> _Task goal_
Copy out each line of the listing that has the word "obtained" in it.

--- begin ---

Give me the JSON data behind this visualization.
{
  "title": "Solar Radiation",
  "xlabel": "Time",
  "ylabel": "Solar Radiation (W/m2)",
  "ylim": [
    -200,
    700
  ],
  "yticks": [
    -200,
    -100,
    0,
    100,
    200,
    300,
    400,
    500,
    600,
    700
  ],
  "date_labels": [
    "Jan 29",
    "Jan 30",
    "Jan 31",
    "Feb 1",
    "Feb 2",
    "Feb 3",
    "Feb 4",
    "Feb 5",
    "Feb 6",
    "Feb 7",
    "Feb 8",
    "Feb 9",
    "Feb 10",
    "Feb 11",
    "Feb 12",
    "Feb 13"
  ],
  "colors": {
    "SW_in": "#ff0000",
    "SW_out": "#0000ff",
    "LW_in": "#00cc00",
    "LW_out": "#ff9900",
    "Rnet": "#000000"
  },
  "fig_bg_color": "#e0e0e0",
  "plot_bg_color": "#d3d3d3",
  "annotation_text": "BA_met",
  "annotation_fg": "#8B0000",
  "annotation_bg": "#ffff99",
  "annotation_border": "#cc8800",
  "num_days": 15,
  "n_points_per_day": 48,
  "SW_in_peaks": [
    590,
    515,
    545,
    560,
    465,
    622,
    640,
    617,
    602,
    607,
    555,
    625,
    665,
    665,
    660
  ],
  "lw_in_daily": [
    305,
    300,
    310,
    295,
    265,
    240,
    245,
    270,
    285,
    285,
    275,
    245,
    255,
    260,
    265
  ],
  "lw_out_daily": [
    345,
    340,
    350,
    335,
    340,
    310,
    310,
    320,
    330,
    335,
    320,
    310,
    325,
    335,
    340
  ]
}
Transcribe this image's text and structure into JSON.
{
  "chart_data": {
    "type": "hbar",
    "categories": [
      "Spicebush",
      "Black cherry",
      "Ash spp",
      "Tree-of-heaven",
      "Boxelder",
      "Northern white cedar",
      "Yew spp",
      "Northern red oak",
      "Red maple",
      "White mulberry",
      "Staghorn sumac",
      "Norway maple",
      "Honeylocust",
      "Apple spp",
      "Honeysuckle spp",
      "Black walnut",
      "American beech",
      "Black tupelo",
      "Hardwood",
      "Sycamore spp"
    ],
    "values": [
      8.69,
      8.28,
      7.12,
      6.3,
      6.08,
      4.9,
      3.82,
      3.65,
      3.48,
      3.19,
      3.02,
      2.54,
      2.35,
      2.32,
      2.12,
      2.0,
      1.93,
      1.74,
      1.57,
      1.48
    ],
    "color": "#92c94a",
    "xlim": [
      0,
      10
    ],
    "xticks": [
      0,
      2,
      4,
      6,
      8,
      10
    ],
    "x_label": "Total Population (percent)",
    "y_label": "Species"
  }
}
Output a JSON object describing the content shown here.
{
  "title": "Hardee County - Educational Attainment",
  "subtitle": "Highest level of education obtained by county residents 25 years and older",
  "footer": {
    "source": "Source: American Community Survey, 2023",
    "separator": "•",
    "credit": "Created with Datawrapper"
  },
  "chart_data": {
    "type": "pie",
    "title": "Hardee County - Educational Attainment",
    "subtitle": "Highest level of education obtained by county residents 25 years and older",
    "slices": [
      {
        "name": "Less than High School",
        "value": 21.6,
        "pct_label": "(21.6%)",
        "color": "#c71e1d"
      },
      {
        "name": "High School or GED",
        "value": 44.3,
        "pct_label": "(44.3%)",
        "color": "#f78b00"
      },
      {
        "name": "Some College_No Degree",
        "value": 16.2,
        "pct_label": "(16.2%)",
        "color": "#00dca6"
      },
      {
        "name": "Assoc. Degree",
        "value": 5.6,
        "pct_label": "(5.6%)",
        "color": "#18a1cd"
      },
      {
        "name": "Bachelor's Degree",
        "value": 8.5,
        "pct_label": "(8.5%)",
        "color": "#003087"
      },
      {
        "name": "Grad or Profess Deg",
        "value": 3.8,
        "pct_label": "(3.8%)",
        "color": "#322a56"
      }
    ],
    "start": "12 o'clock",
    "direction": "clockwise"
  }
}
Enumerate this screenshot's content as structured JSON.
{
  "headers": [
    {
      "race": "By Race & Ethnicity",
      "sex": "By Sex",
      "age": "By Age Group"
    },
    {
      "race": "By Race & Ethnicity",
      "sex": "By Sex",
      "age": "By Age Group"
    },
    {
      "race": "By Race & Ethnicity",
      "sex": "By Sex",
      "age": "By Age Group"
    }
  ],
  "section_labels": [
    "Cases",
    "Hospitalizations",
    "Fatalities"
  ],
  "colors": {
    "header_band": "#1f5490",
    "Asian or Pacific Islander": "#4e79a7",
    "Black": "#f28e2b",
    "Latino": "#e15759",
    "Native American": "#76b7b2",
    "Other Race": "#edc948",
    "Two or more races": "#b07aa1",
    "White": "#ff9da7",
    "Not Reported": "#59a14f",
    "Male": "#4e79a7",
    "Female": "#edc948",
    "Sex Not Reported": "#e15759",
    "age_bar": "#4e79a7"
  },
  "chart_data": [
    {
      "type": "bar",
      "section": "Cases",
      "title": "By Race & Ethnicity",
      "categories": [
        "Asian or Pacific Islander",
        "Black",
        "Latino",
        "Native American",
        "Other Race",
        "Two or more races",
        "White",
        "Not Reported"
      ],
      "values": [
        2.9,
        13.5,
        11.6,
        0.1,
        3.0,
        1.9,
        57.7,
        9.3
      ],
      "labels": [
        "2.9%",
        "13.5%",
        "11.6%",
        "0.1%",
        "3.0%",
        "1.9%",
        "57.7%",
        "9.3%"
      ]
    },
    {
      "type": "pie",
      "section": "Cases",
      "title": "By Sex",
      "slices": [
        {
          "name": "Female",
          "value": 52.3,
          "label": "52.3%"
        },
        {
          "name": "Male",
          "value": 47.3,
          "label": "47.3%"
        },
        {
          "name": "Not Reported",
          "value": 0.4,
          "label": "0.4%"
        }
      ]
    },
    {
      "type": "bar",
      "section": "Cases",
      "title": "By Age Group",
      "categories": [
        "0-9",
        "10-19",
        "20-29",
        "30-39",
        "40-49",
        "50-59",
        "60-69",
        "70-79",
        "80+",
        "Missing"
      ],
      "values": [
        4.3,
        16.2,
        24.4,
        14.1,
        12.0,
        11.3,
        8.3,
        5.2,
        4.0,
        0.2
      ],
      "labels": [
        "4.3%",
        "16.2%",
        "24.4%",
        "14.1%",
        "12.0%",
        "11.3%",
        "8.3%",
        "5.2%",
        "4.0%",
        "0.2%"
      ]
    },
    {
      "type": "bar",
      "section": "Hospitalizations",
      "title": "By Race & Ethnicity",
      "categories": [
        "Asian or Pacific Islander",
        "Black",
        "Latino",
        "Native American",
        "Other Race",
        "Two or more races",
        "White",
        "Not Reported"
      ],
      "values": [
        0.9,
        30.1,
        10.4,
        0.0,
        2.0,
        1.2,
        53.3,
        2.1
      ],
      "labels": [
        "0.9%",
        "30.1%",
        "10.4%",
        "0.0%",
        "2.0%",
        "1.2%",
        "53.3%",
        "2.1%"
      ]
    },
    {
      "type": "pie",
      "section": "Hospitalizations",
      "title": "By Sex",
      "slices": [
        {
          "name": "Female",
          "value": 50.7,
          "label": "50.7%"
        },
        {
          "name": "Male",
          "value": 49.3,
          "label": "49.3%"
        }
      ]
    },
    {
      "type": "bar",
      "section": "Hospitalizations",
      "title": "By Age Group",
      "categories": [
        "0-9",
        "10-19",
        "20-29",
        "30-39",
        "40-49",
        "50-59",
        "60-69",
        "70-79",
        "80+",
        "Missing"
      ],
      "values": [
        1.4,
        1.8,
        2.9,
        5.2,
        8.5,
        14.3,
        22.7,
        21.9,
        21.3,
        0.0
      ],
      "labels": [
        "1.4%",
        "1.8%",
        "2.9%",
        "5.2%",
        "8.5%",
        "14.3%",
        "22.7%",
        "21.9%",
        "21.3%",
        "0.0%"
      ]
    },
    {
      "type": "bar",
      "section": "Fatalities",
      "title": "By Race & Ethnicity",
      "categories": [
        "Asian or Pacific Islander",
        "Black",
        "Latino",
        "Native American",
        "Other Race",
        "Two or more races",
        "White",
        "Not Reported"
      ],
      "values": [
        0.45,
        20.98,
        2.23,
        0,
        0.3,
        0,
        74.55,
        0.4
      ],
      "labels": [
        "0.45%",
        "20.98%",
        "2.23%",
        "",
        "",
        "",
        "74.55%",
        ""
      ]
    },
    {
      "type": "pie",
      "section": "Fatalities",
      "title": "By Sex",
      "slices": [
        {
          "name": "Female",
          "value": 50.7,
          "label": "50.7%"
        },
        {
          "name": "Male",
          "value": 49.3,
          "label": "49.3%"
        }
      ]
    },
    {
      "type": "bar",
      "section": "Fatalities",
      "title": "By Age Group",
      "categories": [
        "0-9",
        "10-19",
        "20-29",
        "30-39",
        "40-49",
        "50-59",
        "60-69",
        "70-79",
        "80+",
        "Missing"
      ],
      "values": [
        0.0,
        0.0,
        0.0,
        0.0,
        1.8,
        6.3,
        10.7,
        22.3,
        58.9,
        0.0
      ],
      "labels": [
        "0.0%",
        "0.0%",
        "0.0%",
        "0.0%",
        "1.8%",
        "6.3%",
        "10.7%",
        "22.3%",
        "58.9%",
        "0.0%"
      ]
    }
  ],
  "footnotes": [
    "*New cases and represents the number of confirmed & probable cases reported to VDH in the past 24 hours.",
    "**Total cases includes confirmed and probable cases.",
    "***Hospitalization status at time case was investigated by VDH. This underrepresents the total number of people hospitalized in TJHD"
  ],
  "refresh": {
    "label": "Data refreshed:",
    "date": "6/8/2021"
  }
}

--- end ---

> _Exercise solution_
  "subtitle": "Highest level of education obtained by county residents 25 years and older",
    "subtitle": "Highest level of education obtained by county residents 25 years and older",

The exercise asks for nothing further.